> [Directions]:
Give the listing again in full, exactly as written.

Start Entries supplied

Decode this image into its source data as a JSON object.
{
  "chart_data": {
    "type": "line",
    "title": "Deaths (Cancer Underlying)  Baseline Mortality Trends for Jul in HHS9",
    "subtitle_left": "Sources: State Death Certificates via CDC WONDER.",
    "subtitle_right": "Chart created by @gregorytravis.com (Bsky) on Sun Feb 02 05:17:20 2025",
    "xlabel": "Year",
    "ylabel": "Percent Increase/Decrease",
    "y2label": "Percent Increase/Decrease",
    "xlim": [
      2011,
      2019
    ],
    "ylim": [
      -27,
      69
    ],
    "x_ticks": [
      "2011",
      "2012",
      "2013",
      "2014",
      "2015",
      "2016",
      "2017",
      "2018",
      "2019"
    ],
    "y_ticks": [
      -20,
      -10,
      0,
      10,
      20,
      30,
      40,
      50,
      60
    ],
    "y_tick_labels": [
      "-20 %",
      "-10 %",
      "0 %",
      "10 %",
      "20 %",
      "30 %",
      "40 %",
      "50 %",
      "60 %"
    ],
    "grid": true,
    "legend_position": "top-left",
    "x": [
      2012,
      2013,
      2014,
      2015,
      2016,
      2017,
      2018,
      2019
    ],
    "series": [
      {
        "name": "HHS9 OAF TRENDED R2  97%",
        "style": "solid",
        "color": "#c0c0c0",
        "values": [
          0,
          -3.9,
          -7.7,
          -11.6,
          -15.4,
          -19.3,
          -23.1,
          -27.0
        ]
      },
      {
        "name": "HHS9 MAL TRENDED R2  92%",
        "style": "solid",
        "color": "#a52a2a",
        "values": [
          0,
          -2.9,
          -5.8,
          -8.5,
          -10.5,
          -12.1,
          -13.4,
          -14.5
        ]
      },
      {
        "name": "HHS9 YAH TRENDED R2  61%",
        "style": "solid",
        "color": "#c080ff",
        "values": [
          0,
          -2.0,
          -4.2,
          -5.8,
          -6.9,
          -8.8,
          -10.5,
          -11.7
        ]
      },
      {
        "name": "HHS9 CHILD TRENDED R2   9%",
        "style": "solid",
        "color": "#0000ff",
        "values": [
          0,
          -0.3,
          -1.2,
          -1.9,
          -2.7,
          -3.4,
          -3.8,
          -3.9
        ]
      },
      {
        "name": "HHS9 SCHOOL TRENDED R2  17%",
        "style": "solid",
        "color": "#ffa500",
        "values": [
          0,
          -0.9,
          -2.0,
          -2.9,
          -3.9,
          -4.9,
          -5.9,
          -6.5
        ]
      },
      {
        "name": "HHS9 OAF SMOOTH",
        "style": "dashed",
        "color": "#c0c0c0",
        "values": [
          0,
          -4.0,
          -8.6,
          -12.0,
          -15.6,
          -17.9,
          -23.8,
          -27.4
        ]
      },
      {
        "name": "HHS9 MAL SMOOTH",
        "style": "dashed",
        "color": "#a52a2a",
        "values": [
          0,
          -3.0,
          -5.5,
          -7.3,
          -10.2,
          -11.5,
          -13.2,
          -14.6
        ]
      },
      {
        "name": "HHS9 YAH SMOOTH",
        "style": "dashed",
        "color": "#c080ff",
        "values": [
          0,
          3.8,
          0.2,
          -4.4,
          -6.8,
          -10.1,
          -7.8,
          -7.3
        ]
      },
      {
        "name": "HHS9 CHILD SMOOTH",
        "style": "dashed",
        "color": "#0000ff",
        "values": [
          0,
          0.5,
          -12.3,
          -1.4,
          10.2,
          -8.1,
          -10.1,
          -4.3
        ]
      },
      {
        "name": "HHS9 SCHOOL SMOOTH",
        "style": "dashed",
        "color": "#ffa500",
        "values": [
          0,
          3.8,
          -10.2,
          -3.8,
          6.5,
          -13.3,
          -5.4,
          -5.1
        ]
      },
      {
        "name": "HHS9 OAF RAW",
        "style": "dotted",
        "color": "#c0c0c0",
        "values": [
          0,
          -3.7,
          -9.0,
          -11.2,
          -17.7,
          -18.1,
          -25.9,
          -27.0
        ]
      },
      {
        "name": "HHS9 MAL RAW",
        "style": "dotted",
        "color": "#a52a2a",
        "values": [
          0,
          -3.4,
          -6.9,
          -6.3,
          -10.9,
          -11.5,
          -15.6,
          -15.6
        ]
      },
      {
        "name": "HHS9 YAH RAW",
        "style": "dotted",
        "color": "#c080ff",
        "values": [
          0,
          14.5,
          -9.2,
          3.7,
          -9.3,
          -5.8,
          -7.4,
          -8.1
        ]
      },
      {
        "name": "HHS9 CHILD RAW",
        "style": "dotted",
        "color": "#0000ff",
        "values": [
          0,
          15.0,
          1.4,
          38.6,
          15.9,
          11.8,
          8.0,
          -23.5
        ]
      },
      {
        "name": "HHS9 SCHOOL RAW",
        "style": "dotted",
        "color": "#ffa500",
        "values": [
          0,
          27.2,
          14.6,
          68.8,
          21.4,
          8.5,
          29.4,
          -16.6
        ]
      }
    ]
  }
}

End Entries supplied

> [The reply]:
Decode this image into its source data as a JSON object.
{
  "chart_data": {
    "type": "line",
    "title": "Deaths (Cancer Underlying)  Baseline Mortality Trends for Jul in HHS9",
    "subtitle_left": "Sources: State Death Certificates via CDC WONDER.",
    "subtitle_right": "Chart created by @gregorytravis.com (Bsky) on Sun Feb 02 05:17:20 2025",
    "xlabel": "Year",
    "ylabel": "Percent Increase/Decrease",
    "y2label": "Percent Increase/Decrease",
    "xlim": [
      2011,
      2019
    ],
    "ylim": [
      -27,
      69
    ],
    "x_ticks": [
      "2011",
      "2012",
      "2013",
      "2014",
      "2015",
      "2016",
      "2017",
      "2018",
      "2019"
    ],
    "y_ticks": [
      -20,
      -10,
      0,
      10,
      20,
      30,
      40,
      50,
      60
    ],
    "y_tick_labels": [
      "-20 %",
      "-10 %",
      "0 %",
      "10 %",
      "20 %",
      "30 %",
      "40 %",
      "50 %",
      "60 %"
    ],
    "grid": true,
    "legend_position": "top-left",
    "x": [
      2012,
      2013,
      2014,
      2015,
      2016,
      2017,
      2018,
      2019
    ],
    "series": [
      {
        "name": "HHS9 OAF TRENDED R2  97%",
        "style": "solid",
        "color": "#c0c0c0",
        "values": [
          0,
          -3.9,
          -7.7,
          -11.6,
          -15.4,
          -19.3,
          -23.1,
          -27.0
        ]
      },
      {
        "name": "HHS9 MAL TRENDED R2  92%",
        "style": "solid",
        "color": "#a52a2a",
        "values": [
          0,
          -2.9,
          -5.8,
          -8.5,
          -10.5,
          -12.1,
          -13.4,
          -14.5
        ]
      },
      {
        "name": "HHS9 YAH TRENDED R2  61%",
        "style": "solid",
        "color": "#c080ff",
        "values": [
          0,
          -2.0,
          -4.2,
          -5.8,
          -6.9,
          -8.8,
          -10.5,
          -11.7
        ]
      },
      {
        "name": "HHS9 CHILD TRENDED R2   9%",
        "style": "solid",
        "color": "#0000ff",
        "values": [
          0,
          -0.3,
          -1.2,
          -1.9,
          -2.7,
          -3.4,
          -3.8,
          -3.9
        ]
      },
      {
        "name": "HHS9 SCHOOL TRENDED R2  17%",
        "style": "solid",
        "color": "#ffa500",
        "values": [
          0,
          -0.9,
          -2.0,
          -2.9,
          -3.9,
          -4.9,
          -5.9,
          -6.5
        ]
      },
      {
        "name": "HHS9 OAF SMOOTH",
        "style": "dashed",
        "color": "#c0c0c0",
        "values": [
          0,
          -4.0,
          -8.6,
          -12.0,
          -15.6,
          -17.9,
          -23.8,
          -27.4
        ]
      },
      {
        "name": "HHS9 MAL SMOOTH",
        "style": "dashed",
        "color": "#a52a2a",
        "values": [
          0,
          -3.0,
          -5.5,
          -7.3,
          -10.2,
          -11.5,
          -13.2,
          -14.6
        ]
      },
      {
        "name": "HHS9 YAH SMOOTH",
        "style": "dashed",
        "color": "#c080ff",
        "values": [
          0,
          3.8,
          0.2,
          -4.4,
          -6.8,
          -10.1,
          -7.8,
          -7.3
        ]
      },
      {
        "name": "HHS9 CHILD SMOOTH",
        "style": "dashed",
        "color": "#0000ff",
        "values": [
          0,
          0.5,
          -12.3,
          -1.4,
          10.2,
          -8.1,
          -10.1,
          -4.3
        ]
      },
      {
        "name": "HHS9 SCHOOL SMOOTH",
        "style": "dashed",
        "color": "#ffa500",
        "values": [
          0,
          3.8,
          -10.2,
          -3.8,
          6.5,
          -13.3,
          -5.4,
          -5.1
        ]
      },
      {
        "name": "HHS9 OAF RAW",
        "style": "dotted",
        "color": "#c0c0c0",
        "values": [
          0,
          -3.7,
          -9.0,
          -11.2,
          -17.7,
          -18.1,
          -25.9,
          -27.0
        ]
      },
      {
        "name": "HHS9 MAL RAW",
        "style": "dotted",
        "color": "#a52a2a",
        "values": [
          0,
          -3.4,
          -6.9,
          -6.3,
          -10.9,
          -11.5,
          -15.6,
          -15.6
        ]
      },
      {
        "name": "HHS9 YAH RAW",
        "style": "dotted",
        "color": "#c080ff",
        "values": [
          0,
          14.5,
          -9.2,
          3.7,
          -9.3,
          -5.8,
          -7.4,
          -8.1
        ]
      },
      {
        "name": "HHS9 CHILD RAW",
        "style": "dotted",
        "color": "#0000ff",
        "values": [
          0,
          15.0,
          1.4,
          38.6,
          15.9,
          11.8,
          8.0,
          -23.5
        ]
      },
      {
        "name": "HHS9 SCHOOL RAW",
        "style": "dotted",
        "color": "#ffa500",
        "values": [
          0,
          27.2,
          14.6,
          68.8,
          21.4,
          8.5,
          29.4,
          -16.6
        ]
      }
    ]
  }
}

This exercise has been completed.